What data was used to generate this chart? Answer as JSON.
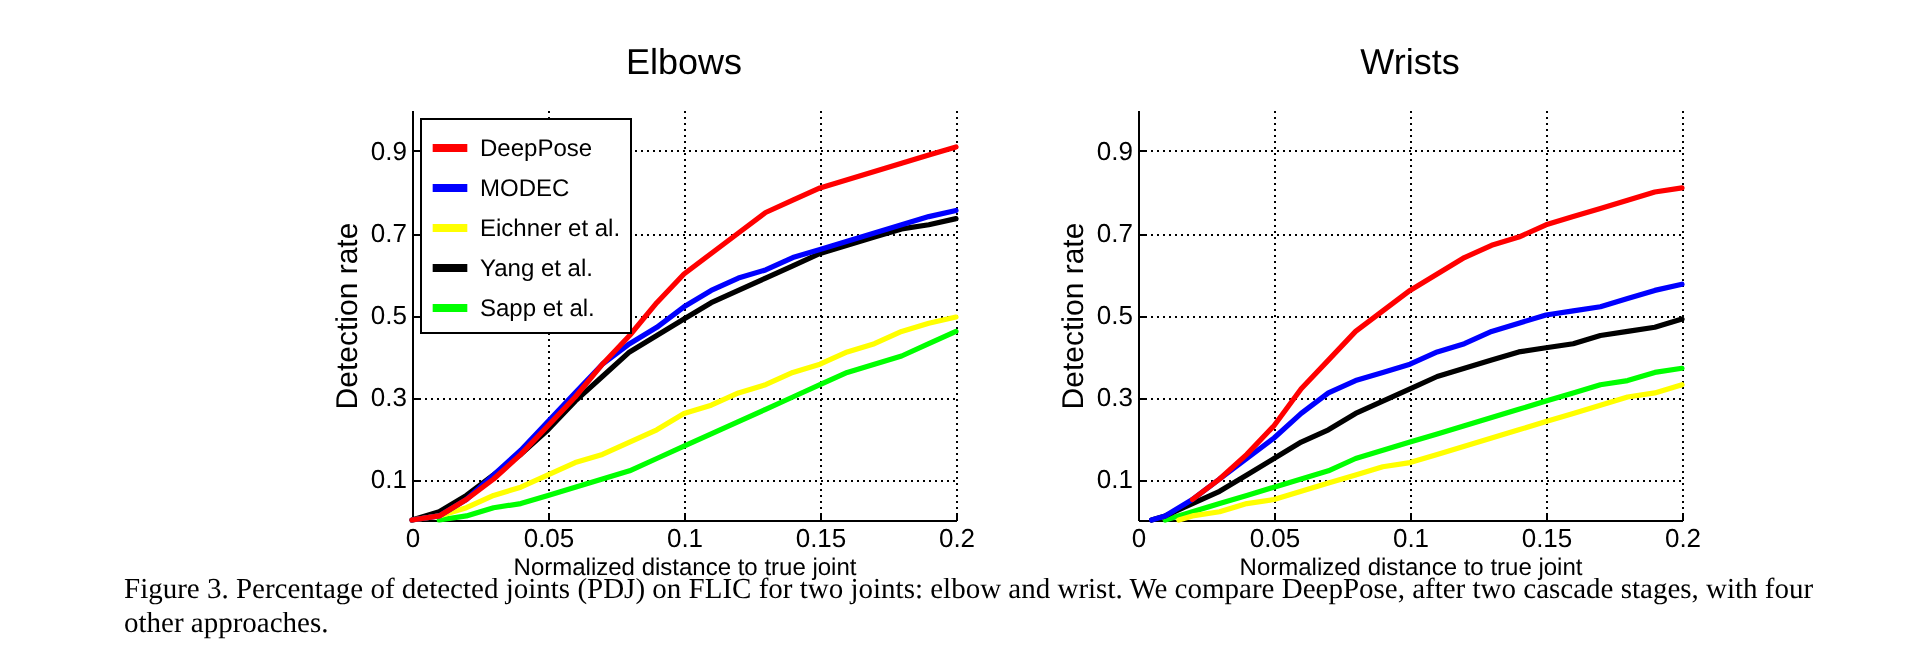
{
  "chart_data": [
    {
      "type": "line",
      "title": "Elbows",
      "xlabel": "Normalized distance to true joint",
      "ylabel": "Detection rate",
      "xlim": [
        0,
        0.2
      ],
      "ylim": [
        0,
        1
      ],
      "xticks": [
        0,
        0.05,
        0.1,
        0.15,
        0.2
      ],
      "yticks": [
        0.1,
        0.3,
        0.5,
        0.7,
        0.9
      ],
      "grid": true,
      "legend": "top left",
      "line_style": "solid",
      "annotations": [
        "Figure 3.  Percentage of detected joints (PDJ) on FLIC for two joints: elbow and wrist. We compare DeepPose, after two cascade stages, with four other approaches."
      ],
      "series": [
        {
          "name": "DeepPose",
          "color": "#ff0000",
          "x": [
            0,
            0.01,
            0.02,
            0.03,
            0.04,
            0.05,
            0.06,
            0.07,
            0.08,
            0.09,
            0.1,
            0.11,
            0.12,
            0.13,
            0.14,
            0.15,
            0.16,
            0.17,
            0.18,
            0.19,
            0.2
          ],
          "values": [
            0,
            0.01,
            0.05,
            0.1,
            0.16,
            0.23,
            0.3,
            0.38,
            0.45,
            0.53,
            0.6,
            0.65,
            0.7,
            0.75,
            0.78,
            0.81,
            0.83,
            0.85,
            0.87,
            0.89,
            0.91
          ]
        },
        {
          "name": "MODEC",
          "color": "#0000ff",
          "x": [
            0,
            0.01,
            0.02,
            0.03,
            0.04,
            0.05,
            0.06,
            0.07,
            0.08,
            0.09,
            0.1,
            0.11,
            0.12,
            0.13,
            0.14,
            0.15,
            0.16,
            0.17,
            0.18,
            0.19,
            0.2
          ],
          "values": [
            0,
            0.01,
            0.05,
            0.11,
            0.17,
            0.24,
            0.31,
            0.38,
            0.43,
            0.47,
            0.52,
            0.56,
            0.59,
            0.61,
            0.64,
            0.66,
            0.68,
            0.7,
            0.72,
            0.74,
            0.755
          ]
        },
        {
          "name": "Eichner et al.",
          "color": "#ffff00",
          "x": [
            0,
            0.01,
            0.02,
            0.03,
            0.04,
            0.05,
            0.06,
            0.07,
            0.08,
            0.09,
            0.1,
            0.11,
            0.12,
            0.13,
            0.14,
            0.15,
            0.16,
            0.17,
            0.18,
            0.19,
            0.2
          ],
          "values": [
            0,
            0.01,
            0.03,
            0.06,
            0.08,
            0.11,
            0.14,
            0.16,
            0.19,
            0.22,
            0.26,
            0.28,
            0.31,
            0.33,
            0.36,
            0.38,
            0.41,
            0.43,
            0.46,
            0.48,
            0.495
          ]
        },
        {
          "name": "Yang et al.",
          "color": "#000000",
          "x": [
            0,
            0.01,
            0.02,
            0.03,
            0.04,
            0.05,
            0.06,
            0.07,
            0.08,
            0.09,
            0.1,
            0.11,
            0.12,
            0.13,
            0.14,
            0.15,
            0.16,
            0.17,
            0.18,
            0.19,
            0.2
          ],
          "values": [
            0,
            0.02,
            0.06,
            0.11,
            0.16,
            0.22,
            0.29,
            0.35,
            0.41,
            0.45,
            0.49,
            0.53,
            0.56,
            0.59,
            0.62,
            0.65,
            0.67,
            0.69,
            0.71,
            0.72,
            0.735
          ]
        },
        {
          "name": "Sapp et al.",
          "color": "#00ff00",
          "x": [
            0.01,
            0.02,
            0.03,
            0.04,
            0.05,
            0.06,
            0.07,
            0.08,
            0.09,
            0.1,
            0.11,
            0.12,
            0.13,
            0.14,
            0.15,
            0.16,
            0.17,
            0.18,
            0.19,
            0.2
          ],
          "values": [
            0,
            0.01,
            0.03,
            0.04,
            0.06,
            0.08,
            0.1,
            0.12,
            0.15,
            0.18,
            0.21,
            0.24,
            0.27,
            0.3,
            0.33,
            0.36,
            0.38,
            0.4,
            0.43,
            0.46
          ]
        }
      ]
    },
    {
      "type": "line",
      "title": "Wrists",
      "xlabel": "Normalized distance to true joint",
      "ylabel": "Detection rate",
      "xlim": [
        0,
        0.2
      ],
      "ylim": [
        0,
        1
      ],
      "xticks": [
        0,
        0.05,
        0.1,
        0.15,
        0.2
      ],
      "yticks": [
        0.1,
        0.3,
        0.5,
        0.7,
        0.9
      ],
      "grid": true,
      "line_style": "solid",
      "series": [
        {
          "color": "#ff0000",
          "x": [
            0.02,
            0.03,
            0.04,
            0.05,
            0.06,
            0.07,
            0.08,
            0.09,
            0.1,
            0.11,
            0.12,
            0.13,
            0.14,
            0.15,
            0.16,
            0.17,
            0.18,
            0.19,
            0.2
          ],
          "values": [
            0.05,
            0.1,
            0.16,
            0.23,
            0.32,
            0.39,
            0.46,
            0.51,
            0.56,
            0.6,
            0.64,
            0.67,
            0.69,
            0.72,
            0.74,
            0.76,
            0.78,
            0.8,
            0.81
          ]
        },
        {
          "color": "#0000ff",
          "x": [
            0.005,
            0.01,
            0.02,
            0.03,
            0.04,
            0.05,
            0.06,
            0.07,
            0.08,
            0.09,
            0.1,
            0.11,
            0.12,
            0.13,
            0.14,
            0.15,
            0.16,
            0.17,
            0.18,
            0.19,
            0.2
          ],
          "values": [
            0,
            0.01,
            0.05,
            0.1,
            0.15,
            0.2,
            0.26,
            0.31,
            0.34,
            0.36,
            0.38,
            0.41,
            0.43,
            0.46,
            0.48,
            0.5,
            0.51,
            0.52,
            0.54,
            0.56,
            0.575
          ]
        },
        {
          "color": "#ffff00",
          "x": [
            0.015,
            0.02,
            0.03,
            0.04,
            0.05,
            0.06,
            0.07,
            0.08,
            0.09,
            0.1,
            0.11,
            0.12,
            0.13,
            0.14,
            0.15,
            0.16,
            0.17,
            0.18,
            0.19,
            0.2
          ],
          "values": [
            0,
            0.01,
            0.02,
            0.04,
            0.05,
            0.07,
            0.09,
            0.11,
            0.13,
            0.14,
            0.16,
            0.18,
            0.2,
            0.22,
            0.24,
            0.26,
            0.28,
            0.3,
            0.31,
            0.33
          ]
        },
        {
          "color": "#000000",
          "x": [
            0.005,
            0.01,
            0.02,
            0.03,
            0.04,
            0.05,
            0.06,
            0.07,
            0.08,
            0.09,
            0.1,
            0.11,
            0.12,
            0.13,
            0.14,
            0.15,
            0.16,
            0.17,
            0.18,
            0.19,
            0.2
          ],
          "values": [
            0,
            0.01,
            0.04,
            0.07,
            0.11,
            0.15,
            0.19,
            0.22,
            0.26,
            0.29,
            0.32,
            0.35,
            0.37,
            0.39,
            0.41,
            0.42,
            0.43,
            0.45,
            0.46,
            0.47,
            0.49
          ]
        },
        {
          "color": "#00ff00",
          "x": [
            0.01,
            0.02,
            0.03,
            0.04,
            0.05,
            0.06,
            0.07,
            0.08,
            0.09,
            0.1,
            0.11,
            0.12,
            0.13,
            0.14,
            0.15,
            0.16,
            0.17,
            0.18,
            0.19,
            0.2
          ],
          "values": [
            0,
            0.02,
            0.04,
            0.06,
            0.08,
            0.1,
            0.12,
            0.15,
            0.17,
            0.19,
            0.21,
            0.23,
            0.25,
            0.27,
            0.29,
            0.31,
            0.33,
            0.34,
            0.36,
            0.37
          ]
        }
      ]
    }
  ]
}
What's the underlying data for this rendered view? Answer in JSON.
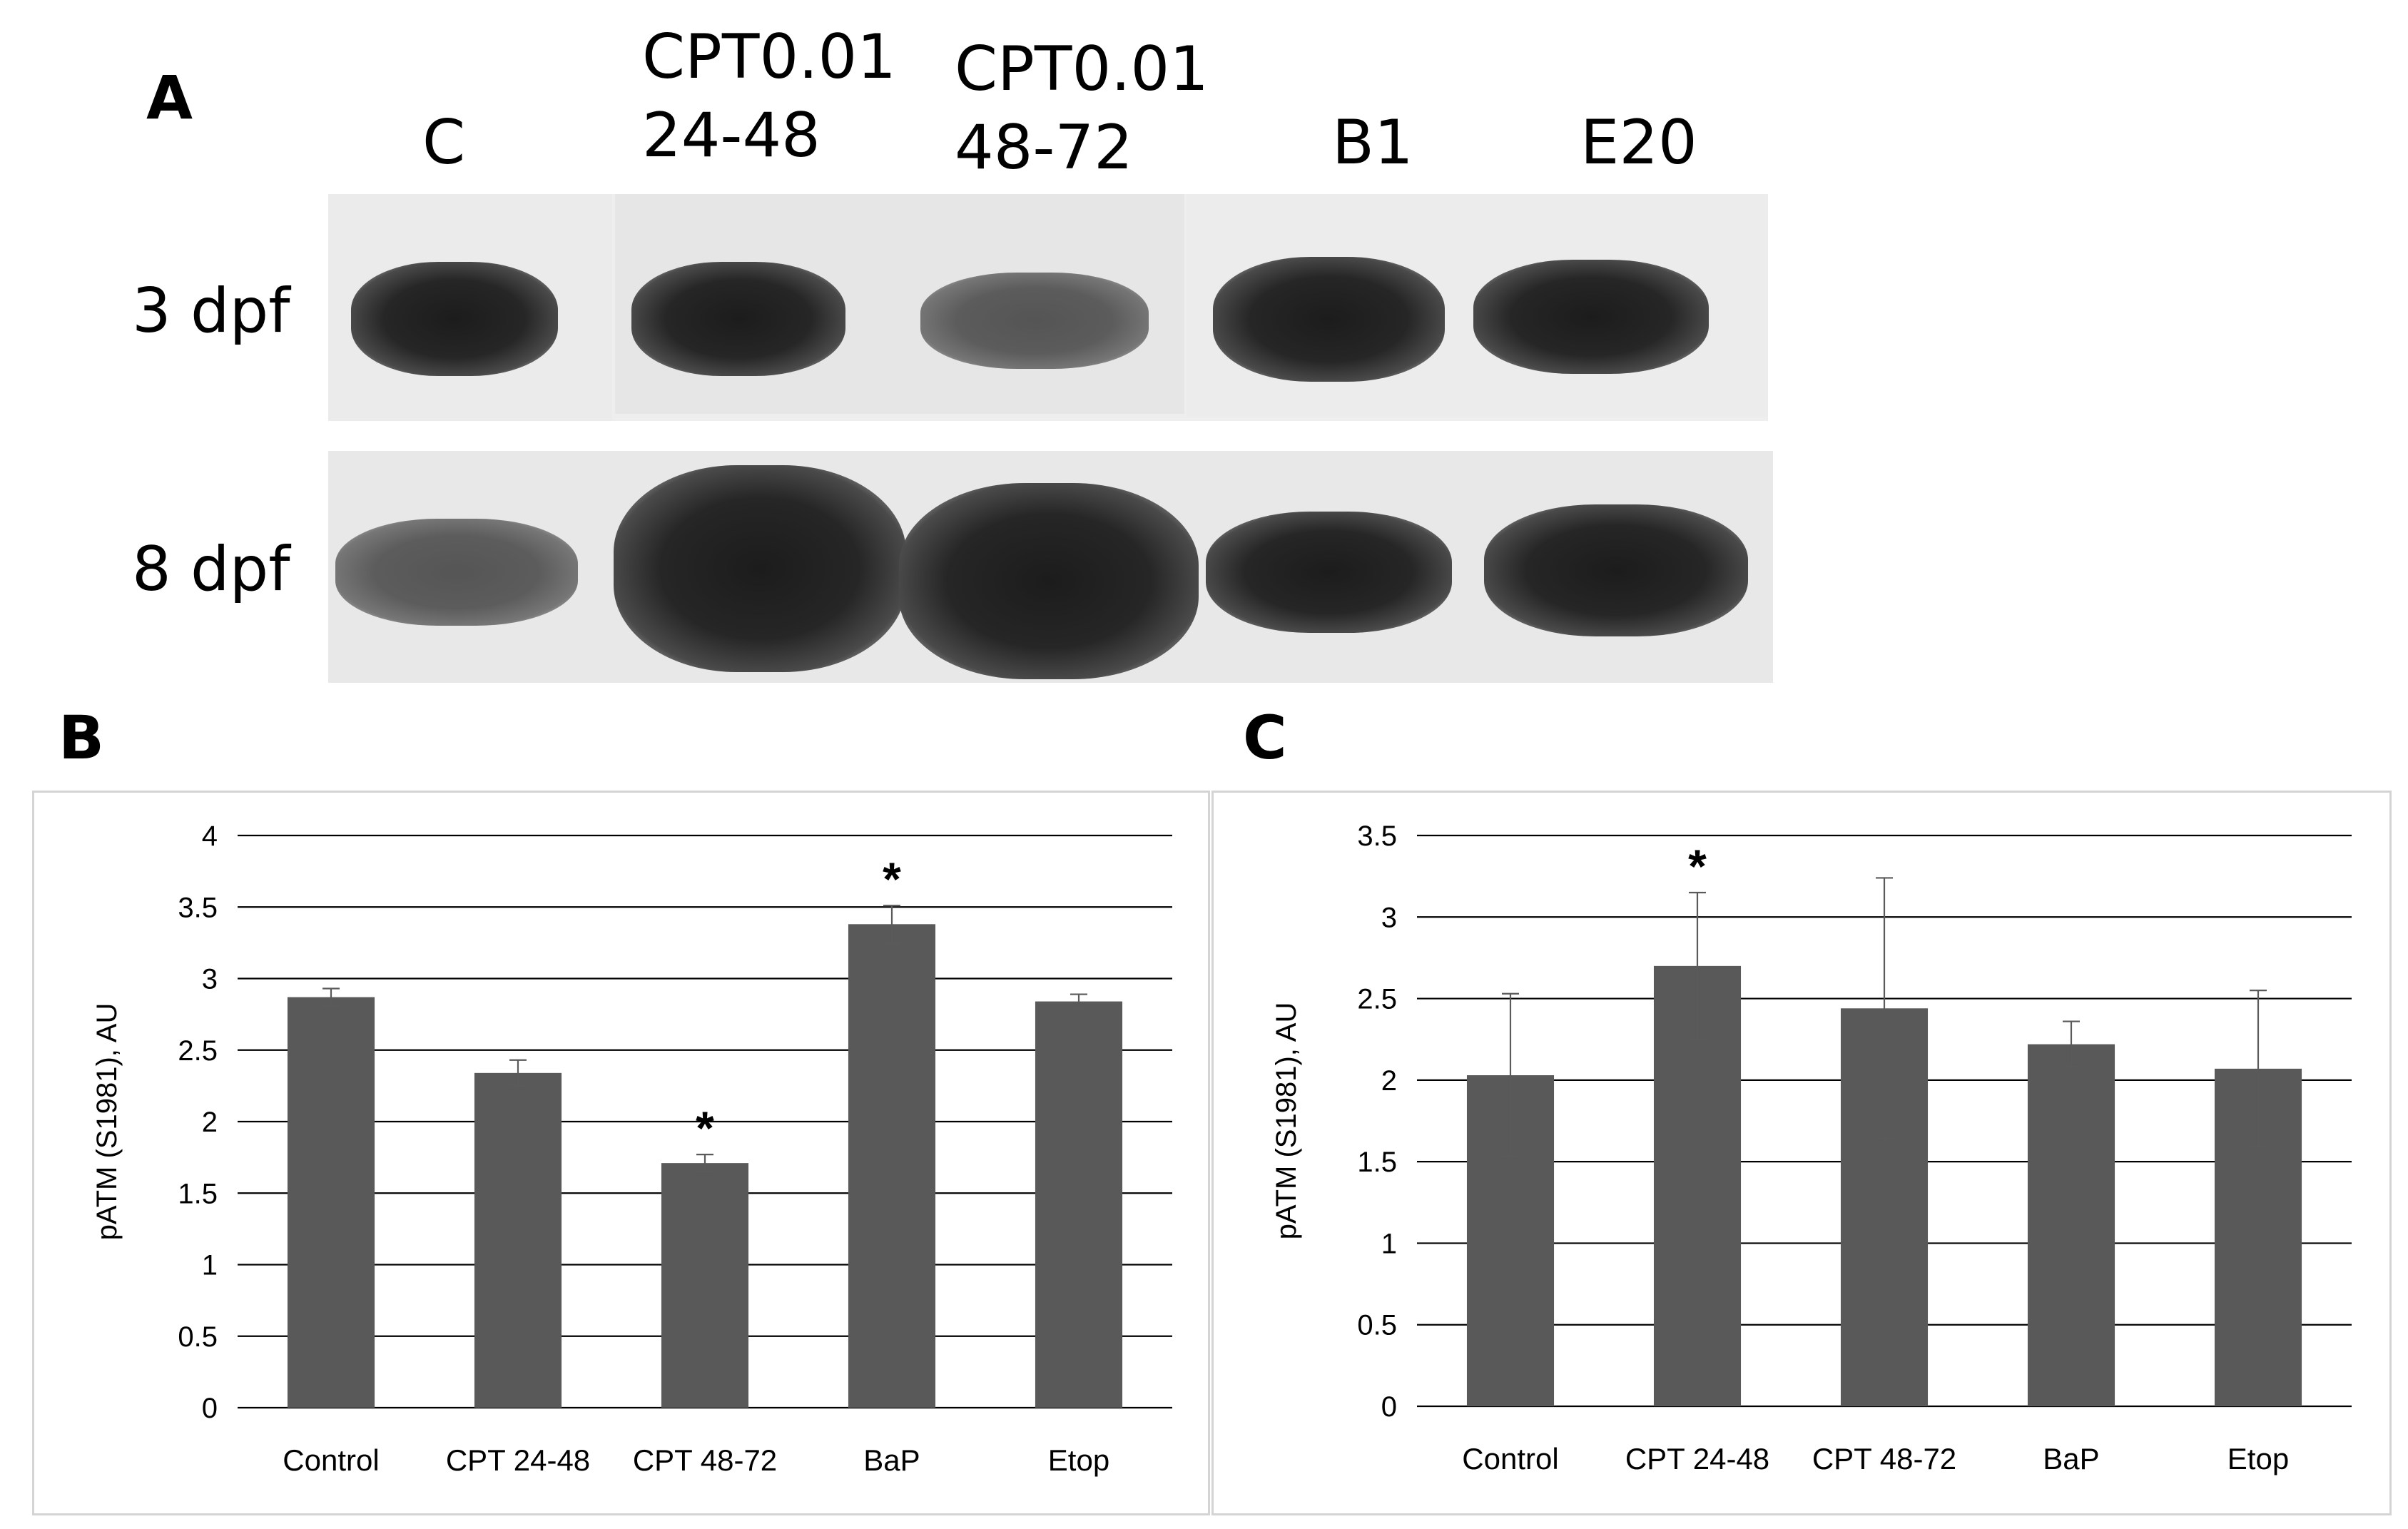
{
  "figure": {
    "panel_a": {
      "letter": "A",
      "lane_labels": [
        {
          "line1": "C",
          "line2": ""
        },
        {
          "line1": "CPT0.01",
          "line2": "24-48"
        },
        {
          "line1": "CPT0.01",
          "line2": "48-72"
        },
        {
          "line1": "B1",
          "line2": ""
        },
        {
          "line1": "E20",
          "line2": ""
        }
      ],
      "row_labels": [
        "3 dpf",
        "8 dpf"
      ]
    },
    "panel_b": {
      "letter": "B"
    },
    "panel_c": {
      "letter": "C"
    }
  },
  "chart_data": [
    {
      "type": "bar",
      "panel": "B",
      "title": "",
      "xlabel": "",
      "ylabel": "pATM (S1981), AU",
      "categories": [
        "Control",
        "CPT 24-48",
        "CPT 48-72",
        "BaP",
        "Etop"
      ],
      "values": [
        2.87,
        2.34,
        1.71,
        3.38,
        2.84
      ],
      "errors": [
        0.06,
        0.09,
        0.06,
        0.13,
        0.05
      ],
      "significance": [
        "",
        "",
        "*",
        "*",
        ""
      ],
      "ylim": [
        0,
        4
      ],
      "yticks": [
        0,
        0.5,
        1,
        1.5,
        2,
        2.5,
        3,
        3.5,
        4
      ],
      "ytick_labels": [
        "0",
        "0.5",
        "1",
        "1.5",
        "2",
        "2.5",
        "3",
        "3.5",
        "4"
      ],
      "grid": true,
      "bar_color": "#595959"
    },
    {
      "type": "bar",
      "panel": "C",
      "title": "",
      "xlabel": "",
      "ylabel": "pATM (S1981), AU",
      "categories": [
        "Control",
        "CPT 24-48",
        "CPT 48-72",
        "BaP",
        "Etop"
      ],
      "values": [
        2.03,
        2.7,
        2.44,
        2.22,
        2.07
      ],
      "errors": [
        0.5,
        0.45,
        0.8,
        0.14,
        0.48
      ],
      "significance": [
        "",
        "*",
        "",
        "",
        ""
      ],
      "ylim": [
        0,
        3.5
      ],
      "yticks": [
        0,
        0.5,
        1,
        1.5,
        2,
        2.5,
        3,
        3.5
      ],
      "ytick_labels": [
        "0",
        "0.5",
        "1",
        "1.5",
        "2",
        "2.5",
        "3",
        "3.5"
      ],
      "grid": true,
      "bar_color": "#595959"
    }
  ]
}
━━━━
■ **Task to complete**
Scan the lines for the string "What". Pick out every line that has it.

■ **Solution to the exercise**
What data was used to generate this chart? Answer as JSON.
What's the underlying data for this rendered view? Answer in JSON.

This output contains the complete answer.